### WORK REQUIRED:
Select the lines that contain "Unit" and copy each of them.

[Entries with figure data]
— start —
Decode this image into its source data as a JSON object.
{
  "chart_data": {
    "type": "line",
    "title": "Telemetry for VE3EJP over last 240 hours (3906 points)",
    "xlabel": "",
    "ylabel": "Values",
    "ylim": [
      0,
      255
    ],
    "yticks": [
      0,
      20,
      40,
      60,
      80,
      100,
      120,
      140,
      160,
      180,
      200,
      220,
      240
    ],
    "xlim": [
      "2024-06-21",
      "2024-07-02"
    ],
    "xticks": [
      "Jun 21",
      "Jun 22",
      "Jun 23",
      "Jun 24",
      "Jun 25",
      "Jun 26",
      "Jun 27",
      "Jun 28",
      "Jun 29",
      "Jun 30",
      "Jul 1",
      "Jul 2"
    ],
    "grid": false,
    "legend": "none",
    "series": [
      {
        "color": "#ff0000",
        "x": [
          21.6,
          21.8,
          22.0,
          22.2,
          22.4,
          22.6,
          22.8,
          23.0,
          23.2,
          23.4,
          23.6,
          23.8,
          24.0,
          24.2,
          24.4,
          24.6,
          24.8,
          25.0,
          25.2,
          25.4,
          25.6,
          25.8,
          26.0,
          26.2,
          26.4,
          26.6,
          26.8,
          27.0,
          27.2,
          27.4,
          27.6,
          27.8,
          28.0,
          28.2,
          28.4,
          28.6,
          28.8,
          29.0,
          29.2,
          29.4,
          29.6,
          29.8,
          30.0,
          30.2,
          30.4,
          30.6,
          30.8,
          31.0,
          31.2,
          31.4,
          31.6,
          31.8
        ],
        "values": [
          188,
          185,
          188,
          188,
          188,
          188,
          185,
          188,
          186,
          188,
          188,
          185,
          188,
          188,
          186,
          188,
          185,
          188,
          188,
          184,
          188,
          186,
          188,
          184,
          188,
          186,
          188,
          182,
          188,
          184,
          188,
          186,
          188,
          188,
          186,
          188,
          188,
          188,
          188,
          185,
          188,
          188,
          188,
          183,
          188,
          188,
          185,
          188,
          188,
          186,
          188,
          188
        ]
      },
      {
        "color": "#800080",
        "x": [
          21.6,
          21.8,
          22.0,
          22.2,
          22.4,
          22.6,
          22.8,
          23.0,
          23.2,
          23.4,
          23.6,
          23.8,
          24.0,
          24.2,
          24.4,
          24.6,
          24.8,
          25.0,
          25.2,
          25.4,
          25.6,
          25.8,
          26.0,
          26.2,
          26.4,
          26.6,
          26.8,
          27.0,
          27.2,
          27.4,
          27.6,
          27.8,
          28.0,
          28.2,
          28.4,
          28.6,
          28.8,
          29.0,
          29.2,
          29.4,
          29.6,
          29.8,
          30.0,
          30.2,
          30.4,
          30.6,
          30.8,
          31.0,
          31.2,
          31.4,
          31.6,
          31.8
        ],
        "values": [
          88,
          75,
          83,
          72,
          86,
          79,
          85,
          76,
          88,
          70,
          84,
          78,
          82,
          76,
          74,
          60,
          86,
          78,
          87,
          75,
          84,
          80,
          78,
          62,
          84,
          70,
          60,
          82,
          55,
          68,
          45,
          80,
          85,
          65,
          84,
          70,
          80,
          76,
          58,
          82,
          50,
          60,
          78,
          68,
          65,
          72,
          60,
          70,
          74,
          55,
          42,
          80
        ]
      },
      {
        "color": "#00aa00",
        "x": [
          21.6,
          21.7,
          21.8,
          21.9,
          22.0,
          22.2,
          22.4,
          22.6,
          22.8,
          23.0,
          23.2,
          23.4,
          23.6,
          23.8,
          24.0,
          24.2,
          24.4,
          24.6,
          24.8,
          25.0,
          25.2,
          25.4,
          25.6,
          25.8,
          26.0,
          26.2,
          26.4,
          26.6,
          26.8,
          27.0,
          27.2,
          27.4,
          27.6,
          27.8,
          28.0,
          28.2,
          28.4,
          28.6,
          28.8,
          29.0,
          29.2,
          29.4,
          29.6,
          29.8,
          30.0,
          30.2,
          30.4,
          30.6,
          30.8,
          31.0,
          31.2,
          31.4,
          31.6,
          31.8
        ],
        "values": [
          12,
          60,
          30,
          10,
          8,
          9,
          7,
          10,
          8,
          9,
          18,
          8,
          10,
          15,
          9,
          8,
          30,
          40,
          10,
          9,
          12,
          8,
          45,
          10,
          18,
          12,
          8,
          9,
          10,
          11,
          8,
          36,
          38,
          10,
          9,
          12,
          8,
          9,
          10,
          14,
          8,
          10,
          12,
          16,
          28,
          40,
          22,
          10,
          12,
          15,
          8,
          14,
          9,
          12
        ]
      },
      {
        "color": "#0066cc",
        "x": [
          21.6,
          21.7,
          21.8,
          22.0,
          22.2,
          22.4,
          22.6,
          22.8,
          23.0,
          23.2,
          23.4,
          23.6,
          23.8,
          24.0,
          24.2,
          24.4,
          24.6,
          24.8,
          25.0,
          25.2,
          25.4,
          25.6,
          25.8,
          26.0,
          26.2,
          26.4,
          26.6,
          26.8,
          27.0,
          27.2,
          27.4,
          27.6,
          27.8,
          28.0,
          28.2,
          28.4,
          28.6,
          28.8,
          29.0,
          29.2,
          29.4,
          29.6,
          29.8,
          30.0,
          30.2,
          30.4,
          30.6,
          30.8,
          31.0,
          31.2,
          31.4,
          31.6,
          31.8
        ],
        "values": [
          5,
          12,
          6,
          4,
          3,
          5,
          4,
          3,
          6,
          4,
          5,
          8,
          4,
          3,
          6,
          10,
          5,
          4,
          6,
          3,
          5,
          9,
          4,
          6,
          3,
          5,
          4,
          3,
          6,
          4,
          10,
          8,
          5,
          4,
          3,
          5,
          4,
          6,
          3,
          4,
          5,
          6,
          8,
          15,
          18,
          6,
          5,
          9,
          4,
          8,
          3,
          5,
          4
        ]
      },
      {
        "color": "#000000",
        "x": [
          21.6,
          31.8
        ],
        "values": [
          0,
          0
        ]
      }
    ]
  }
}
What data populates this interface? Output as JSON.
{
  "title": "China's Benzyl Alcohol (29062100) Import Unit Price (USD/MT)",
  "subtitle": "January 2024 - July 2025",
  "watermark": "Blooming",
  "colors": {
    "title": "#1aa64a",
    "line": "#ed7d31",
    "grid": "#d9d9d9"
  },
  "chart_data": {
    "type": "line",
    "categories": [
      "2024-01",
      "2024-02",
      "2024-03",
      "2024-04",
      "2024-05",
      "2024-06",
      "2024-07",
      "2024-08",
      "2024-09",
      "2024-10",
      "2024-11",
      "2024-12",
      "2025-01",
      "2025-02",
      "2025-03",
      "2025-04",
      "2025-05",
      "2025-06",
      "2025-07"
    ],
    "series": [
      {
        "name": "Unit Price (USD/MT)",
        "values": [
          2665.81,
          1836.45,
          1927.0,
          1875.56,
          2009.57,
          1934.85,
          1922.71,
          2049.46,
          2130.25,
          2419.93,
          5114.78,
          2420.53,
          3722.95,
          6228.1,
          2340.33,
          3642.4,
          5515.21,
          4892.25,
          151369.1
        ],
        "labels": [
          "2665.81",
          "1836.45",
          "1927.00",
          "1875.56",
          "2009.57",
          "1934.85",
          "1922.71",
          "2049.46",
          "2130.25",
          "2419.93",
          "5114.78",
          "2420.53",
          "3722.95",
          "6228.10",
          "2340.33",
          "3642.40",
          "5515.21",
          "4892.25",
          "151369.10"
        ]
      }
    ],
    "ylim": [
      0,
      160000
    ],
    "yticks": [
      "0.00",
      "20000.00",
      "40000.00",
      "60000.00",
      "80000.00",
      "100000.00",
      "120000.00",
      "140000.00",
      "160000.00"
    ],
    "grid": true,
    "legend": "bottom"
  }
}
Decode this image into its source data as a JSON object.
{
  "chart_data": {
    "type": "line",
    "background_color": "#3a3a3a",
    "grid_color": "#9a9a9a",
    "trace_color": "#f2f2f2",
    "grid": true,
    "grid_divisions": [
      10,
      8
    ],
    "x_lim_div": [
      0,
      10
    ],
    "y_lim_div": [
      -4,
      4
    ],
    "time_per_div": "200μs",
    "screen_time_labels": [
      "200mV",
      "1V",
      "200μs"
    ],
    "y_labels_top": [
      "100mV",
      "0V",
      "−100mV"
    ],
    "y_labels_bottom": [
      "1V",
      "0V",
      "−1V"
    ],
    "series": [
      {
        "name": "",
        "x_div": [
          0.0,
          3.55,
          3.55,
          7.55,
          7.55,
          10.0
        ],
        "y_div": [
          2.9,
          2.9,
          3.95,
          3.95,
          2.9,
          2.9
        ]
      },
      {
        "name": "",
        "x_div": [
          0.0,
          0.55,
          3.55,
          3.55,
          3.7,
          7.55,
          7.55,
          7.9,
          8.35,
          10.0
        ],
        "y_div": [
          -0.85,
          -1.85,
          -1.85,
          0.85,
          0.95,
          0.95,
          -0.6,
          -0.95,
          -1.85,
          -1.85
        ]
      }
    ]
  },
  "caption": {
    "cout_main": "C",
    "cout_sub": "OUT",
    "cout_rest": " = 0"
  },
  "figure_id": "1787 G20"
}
— end —
### RESULT FOR THIS TASK:
  "title": "China's Benzyl Alcohol (29062100) Import Unit Price (USD/MT)",
        "name": "Unit Price (USD/MT)",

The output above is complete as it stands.